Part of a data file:
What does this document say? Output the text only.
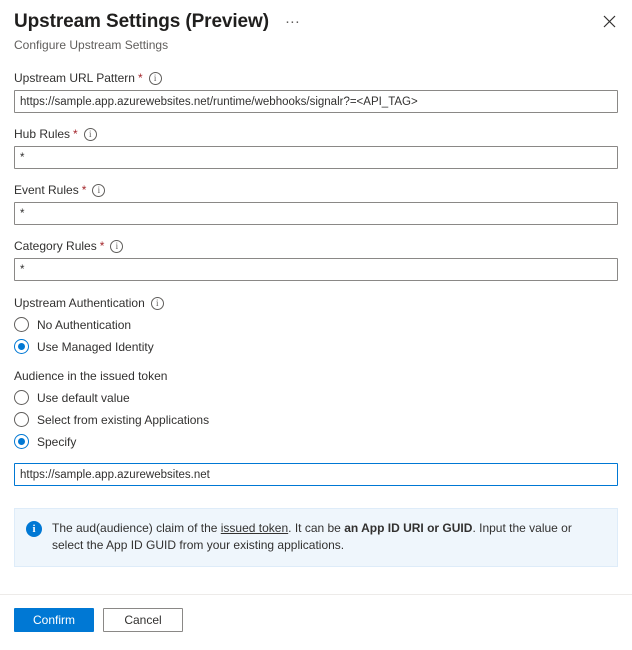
Upstream Settings (Preview) ···
Configure Upstream Settings
Upstream URL Pattern *	i
https://sample.app.azurewebsites.net/runtime/webhooks/signalr?=<API_TAG>
Hub Rules *	i
*
Event Rules *	i
*
Category Rules *	i
*
Upstream Authentication	i
No Authentication
Use Managed Identity
Audience in the issued token
Use default value
Select from existing Applications
Specify
https://sample.app.azurewebsites.net
i	The aud(audience) claim of the issued token. It can be an App ID URI or GUID. Input the value or select the App ID GUID from your existing applications.
Confirm	Cancel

**STATED EXERCISE:** Without including any picture, repeat the data exactly.

**WRITTEN ANSWER:**
What does this document say? Output the text only.
Upstream Settings (Preview) ···
Configure Upstream Settings
Upstream URL Pattern *	i
https://sample.app.azurewebsites.net/runtime/webhooks/signalr?=<API_TAG>
Hub Rules *	i
*
Event Rules *	i
*
Category Rules *	i
*
Upstream Authentication	i
No Authentication
Use Managed Identity
Audience in the issued token
Use default value
Select from existing Applications
Specify
https://sample.app.azurewebsites.net
i	The aud(audience) claim of the issued token. It can be an App ID URI or GUID. Input the value or select the App ID GUID from your existing applications.
Confirm	Cancel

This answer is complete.